So, while converting to electric cars is a good idea in theory, in practice it is highly unlikely to happen in the timeframe mandated by the Bundesrat. In short, edicts from senior managers often can’t happen because these managers never did the math or spoke to anyone in the trenches who would be responsible for trying to make it happen.

The point of this post is not to criticize the German government or the notion of reducing the consumption of fossil fuels, but instead to suggest that critical thinking is needed in all facets of life. When someone proposes a new idea, be skeptical until you’ve done the math and thought about the consequences and considered the various ramifications of the proposal. For example, when senior management suggests your company move the email system completely to the cloud, think through all of the potential ramifications of that decision. Are there regulatory obligations we will no longer be able to satisfy? How much will it cost to re-write all of the legacy, email-generating applications on which we currently rely? What will happen to our bandwidth requirements? How will we deal with disaster recovery? How do we manage security? What is the complete cost of managing email in the cloud versus the way we do it now?

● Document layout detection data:

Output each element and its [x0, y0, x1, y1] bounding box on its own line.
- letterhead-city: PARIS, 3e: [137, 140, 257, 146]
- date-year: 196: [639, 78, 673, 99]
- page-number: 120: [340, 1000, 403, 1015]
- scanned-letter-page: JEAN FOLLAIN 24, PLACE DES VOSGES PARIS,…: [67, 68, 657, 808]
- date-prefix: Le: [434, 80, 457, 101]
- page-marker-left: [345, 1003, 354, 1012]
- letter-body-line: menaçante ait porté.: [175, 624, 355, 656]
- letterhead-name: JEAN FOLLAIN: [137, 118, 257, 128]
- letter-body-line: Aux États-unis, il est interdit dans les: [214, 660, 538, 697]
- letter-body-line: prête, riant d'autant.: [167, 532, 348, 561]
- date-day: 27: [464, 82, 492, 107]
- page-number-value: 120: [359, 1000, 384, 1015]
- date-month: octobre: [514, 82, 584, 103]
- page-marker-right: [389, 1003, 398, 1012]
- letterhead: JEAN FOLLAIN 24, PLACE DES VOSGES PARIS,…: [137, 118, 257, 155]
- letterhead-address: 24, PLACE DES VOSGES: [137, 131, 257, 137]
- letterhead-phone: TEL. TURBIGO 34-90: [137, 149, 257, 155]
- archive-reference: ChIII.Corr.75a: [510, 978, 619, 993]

● REQUIRED ACTIONS:
a) Reproduce the passage from the post on critical thinking word for word, starting at "So, while converting" and ending at "make it happen.".
b) Answer these questions using the post on critical thinking:
(i) Whose timeframe does the post say the switch to electric cars is highly unlikely to meet?
(ii) What example does the post give of a proposal from senior management?
(iii) What two things does the post say it does not intend to criticize?
c) Write the next part of the post on critical thinking, picking up after its final sentence.

● RESPONSES IN ORDER:
a)
So, while converting to electric cars is a good idea in theory, in practice it is highly unlikely to happen in the timeframe mandated by the Bundesrat. In short, edicts from senior managers often can’t happen because these managers never did the math or spoke to anyone in the trenches who would be responsible for trying to make it happen.

b)
(i) The Bundesrat's mandated timeframe.
(ii) Moving the company's email system completely to the cloud.
(iii) The German government and the notion of reducing the consumption of fossil fuels.

c)
Senior managers or boards of directors will sometimes implement policy or make other important decisions without first consulting those who actually need to make it happen. This means that senior management teams, task forces, boards of directors, etc. need to a) stop doing that, b) do the math for any decision they’re considering and c) consult with the people who will be charged with implementing their decisions.